REQUIREMENT>
Lift every line from the entries that includes the word "open".

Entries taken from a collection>
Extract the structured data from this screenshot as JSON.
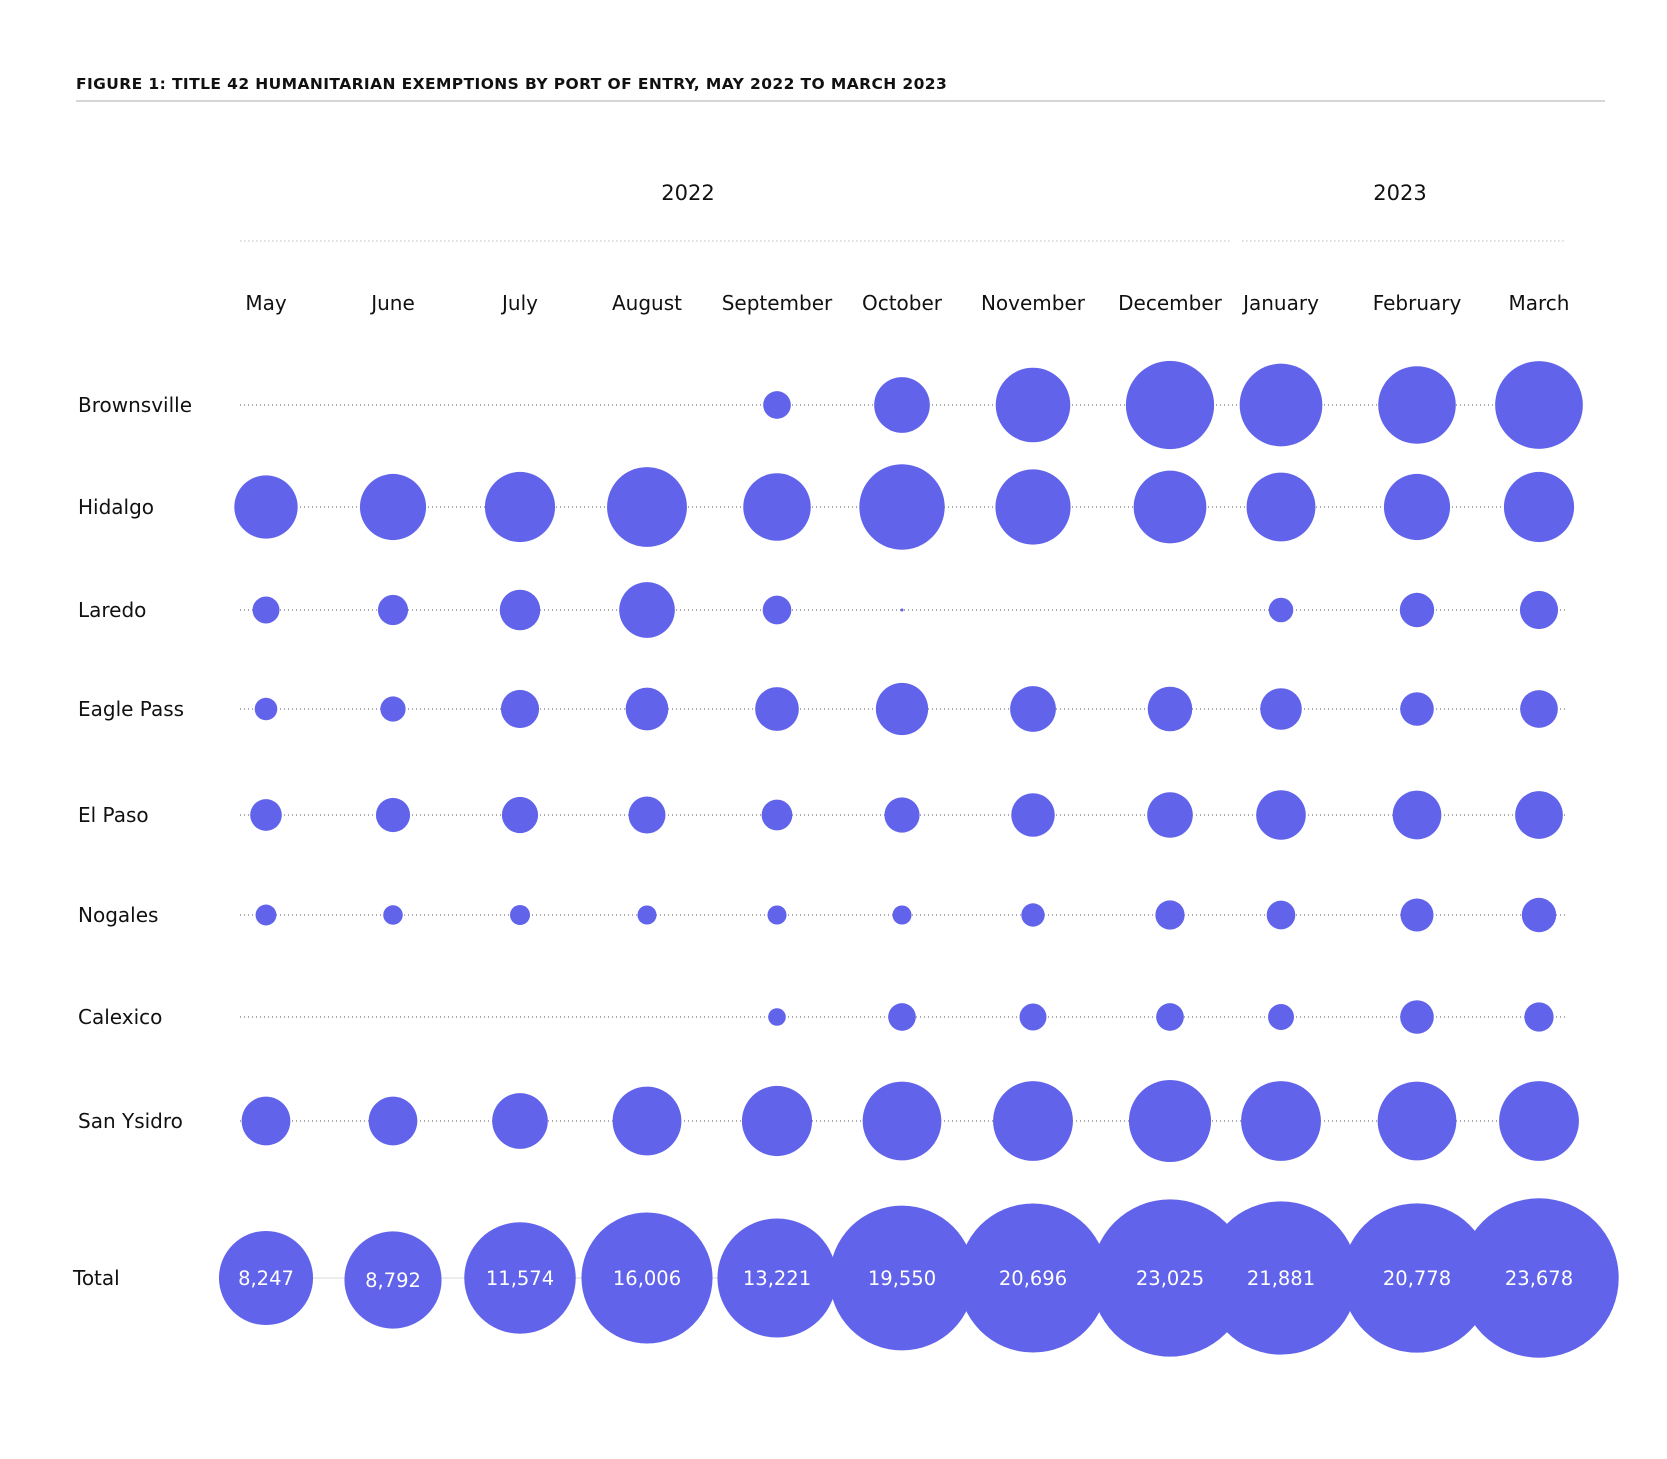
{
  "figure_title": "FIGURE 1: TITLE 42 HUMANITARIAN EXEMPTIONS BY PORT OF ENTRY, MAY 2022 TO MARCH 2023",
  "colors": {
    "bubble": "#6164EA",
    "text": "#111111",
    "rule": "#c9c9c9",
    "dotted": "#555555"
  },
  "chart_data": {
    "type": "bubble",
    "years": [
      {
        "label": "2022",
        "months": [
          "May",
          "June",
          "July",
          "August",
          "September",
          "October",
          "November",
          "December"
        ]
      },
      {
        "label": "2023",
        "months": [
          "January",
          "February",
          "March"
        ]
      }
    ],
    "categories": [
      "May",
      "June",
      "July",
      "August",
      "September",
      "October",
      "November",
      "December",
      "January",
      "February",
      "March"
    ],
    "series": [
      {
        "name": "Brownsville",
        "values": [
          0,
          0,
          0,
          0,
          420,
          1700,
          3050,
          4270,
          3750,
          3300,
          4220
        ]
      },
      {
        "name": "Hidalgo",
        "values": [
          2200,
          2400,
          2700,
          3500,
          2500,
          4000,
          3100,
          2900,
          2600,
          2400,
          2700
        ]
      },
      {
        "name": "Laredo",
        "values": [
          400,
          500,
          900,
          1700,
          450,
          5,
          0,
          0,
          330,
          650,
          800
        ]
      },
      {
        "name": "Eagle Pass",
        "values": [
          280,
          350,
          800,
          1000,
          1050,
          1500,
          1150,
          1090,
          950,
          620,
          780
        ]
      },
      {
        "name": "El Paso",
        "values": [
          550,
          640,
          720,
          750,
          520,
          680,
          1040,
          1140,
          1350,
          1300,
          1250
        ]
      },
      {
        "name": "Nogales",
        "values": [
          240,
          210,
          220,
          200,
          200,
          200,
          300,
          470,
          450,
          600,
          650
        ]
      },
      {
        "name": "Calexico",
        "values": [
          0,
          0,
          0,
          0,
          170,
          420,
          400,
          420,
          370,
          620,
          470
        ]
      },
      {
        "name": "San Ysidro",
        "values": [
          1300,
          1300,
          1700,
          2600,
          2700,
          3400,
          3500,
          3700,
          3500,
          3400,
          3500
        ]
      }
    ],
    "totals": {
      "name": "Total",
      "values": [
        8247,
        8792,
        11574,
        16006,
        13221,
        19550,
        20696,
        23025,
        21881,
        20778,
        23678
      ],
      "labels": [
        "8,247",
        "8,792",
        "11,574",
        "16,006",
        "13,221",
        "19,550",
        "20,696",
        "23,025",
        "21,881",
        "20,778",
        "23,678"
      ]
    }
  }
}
--
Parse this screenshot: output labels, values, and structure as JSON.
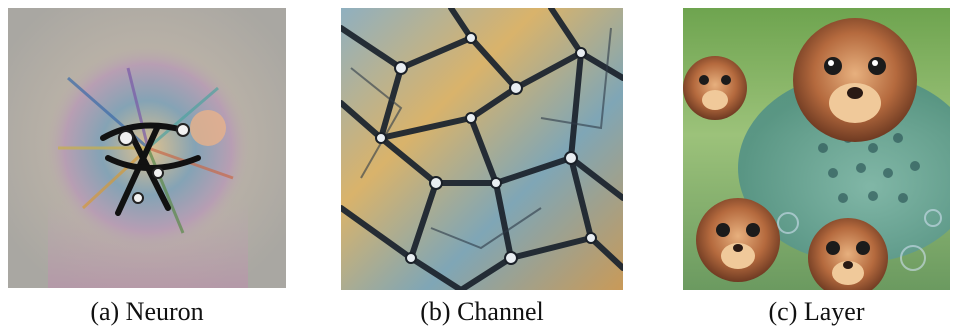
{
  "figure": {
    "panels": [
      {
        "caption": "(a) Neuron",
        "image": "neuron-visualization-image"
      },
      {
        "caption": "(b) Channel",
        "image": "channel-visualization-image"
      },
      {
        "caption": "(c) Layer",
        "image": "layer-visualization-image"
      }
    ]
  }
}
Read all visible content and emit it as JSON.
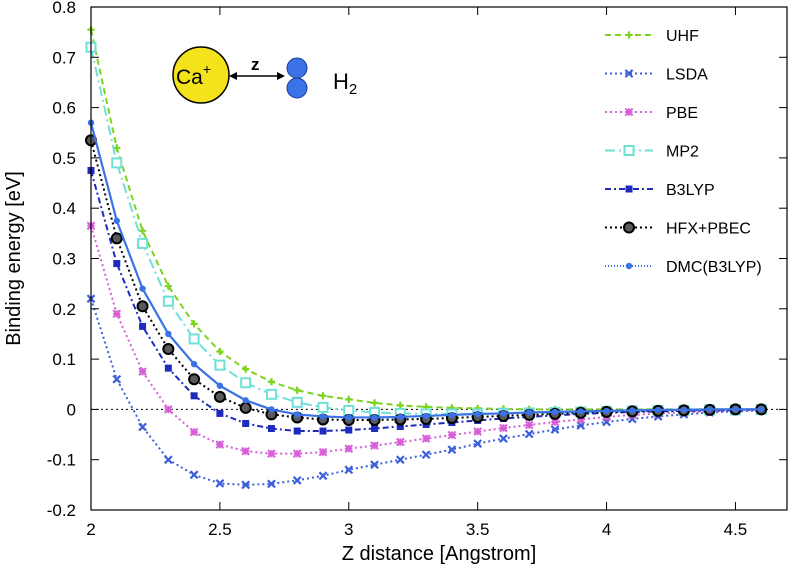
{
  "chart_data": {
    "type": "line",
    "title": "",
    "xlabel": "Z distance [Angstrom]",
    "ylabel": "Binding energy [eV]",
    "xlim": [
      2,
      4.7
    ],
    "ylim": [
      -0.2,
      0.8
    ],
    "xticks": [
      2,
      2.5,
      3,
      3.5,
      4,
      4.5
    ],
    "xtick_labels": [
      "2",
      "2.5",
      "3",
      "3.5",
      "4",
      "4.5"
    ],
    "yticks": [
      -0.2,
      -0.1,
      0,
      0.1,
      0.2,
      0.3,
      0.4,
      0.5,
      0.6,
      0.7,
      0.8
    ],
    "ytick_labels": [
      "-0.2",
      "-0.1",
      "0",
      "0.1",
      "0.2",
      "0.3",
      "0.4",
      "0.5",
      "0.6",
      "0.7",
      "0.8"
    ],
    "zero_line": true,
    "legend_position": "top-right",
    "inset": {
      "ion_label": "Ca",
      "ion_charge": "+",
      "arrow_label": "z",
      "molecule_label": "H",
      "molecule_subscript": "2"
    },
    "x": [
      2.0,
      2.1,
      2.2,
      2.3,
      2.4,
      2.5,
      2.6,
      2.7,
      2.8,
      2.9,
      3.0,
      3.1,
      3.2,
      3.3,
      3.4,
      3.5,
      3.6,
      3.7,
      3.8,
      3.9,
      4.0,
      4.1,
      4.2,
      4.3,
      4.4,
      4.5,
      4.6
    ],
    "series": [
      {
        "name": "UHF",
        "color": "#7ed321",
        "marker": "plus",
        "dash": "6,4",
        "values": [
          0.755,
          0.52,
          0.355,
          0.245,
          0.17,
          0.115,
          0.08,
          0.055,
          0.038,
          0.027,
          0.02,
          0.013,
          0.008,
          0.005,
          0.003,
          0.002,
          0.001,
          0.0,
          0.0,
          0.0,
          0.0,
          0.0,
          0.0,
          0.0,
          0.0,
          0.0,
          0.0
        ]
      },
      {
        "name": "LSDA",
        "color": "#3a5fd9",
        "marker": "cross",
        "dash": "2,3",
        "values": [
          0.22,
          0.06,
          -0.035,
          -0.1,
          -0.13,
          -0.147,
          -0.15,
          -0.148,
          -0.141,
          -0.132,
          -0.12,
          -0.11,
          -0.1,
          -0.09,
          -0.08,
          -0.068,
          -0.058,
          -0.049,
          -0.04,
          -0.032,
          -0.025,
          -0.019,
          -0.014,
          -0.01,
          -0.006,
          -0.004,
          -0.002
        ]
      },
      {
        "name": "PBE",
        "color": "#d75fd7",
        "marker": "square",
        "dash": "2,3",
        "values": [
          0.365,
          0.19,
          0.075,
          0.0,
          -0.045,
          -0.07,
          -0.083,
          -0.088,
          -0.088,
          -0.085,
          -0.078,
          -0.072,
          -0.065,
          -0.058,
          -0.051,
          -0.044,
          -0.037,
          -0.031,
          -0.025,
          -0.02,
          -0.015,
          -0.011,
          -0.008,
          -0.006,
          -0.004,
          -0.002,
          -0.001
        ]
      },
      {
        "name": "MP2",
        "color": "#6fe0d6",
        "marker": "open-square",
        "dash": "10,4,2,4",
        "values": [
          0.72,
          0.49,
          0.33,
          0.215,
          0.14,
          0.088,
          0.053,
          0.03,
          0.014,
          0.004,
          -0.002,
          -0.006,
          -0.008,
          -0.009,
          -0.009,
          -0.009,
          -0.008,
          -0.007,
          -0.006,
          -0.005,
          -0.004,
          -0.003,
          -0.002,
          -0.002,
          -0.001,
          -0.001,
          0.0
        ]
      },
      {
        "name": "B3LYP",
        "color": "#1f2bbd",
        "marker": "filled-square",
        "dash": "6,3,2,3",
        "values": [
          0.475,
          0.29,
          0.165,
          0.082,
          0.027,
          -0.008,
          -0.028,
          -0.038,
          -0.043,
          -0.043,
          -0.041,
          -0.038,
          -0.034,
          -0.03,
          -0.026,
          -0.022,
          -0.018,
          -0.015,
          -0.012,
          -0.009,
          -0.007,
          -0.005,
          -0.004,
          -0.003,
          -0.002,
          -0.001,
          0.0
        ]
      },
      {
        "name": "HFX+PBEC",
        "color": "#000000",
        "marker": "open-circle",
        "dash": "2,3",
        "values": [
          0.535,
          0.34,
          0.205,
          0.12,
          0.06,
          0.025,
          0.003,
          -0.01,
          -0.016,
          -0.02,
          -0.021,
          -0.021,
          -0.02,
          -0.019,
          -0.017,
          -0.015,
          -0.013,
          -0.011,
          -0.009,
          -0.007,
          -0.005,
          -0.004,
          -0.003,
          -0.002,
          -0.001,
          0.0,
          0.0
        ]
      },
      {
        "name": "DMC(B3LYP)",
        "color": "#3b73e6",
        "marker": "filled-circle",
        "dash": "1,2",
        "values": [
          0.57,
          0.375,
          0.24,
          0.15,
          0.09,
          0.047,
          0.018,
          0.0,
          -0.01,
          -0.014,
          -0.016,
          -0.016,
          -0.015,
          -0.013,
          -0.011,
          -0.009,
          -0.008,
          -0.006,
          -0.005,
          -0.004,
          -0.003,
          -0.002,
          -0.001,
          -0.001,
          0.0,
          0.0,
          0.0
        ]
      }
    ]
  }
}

FINISHED EXERCISE>
        "marker": "open-square",
        "marker": "open-circle",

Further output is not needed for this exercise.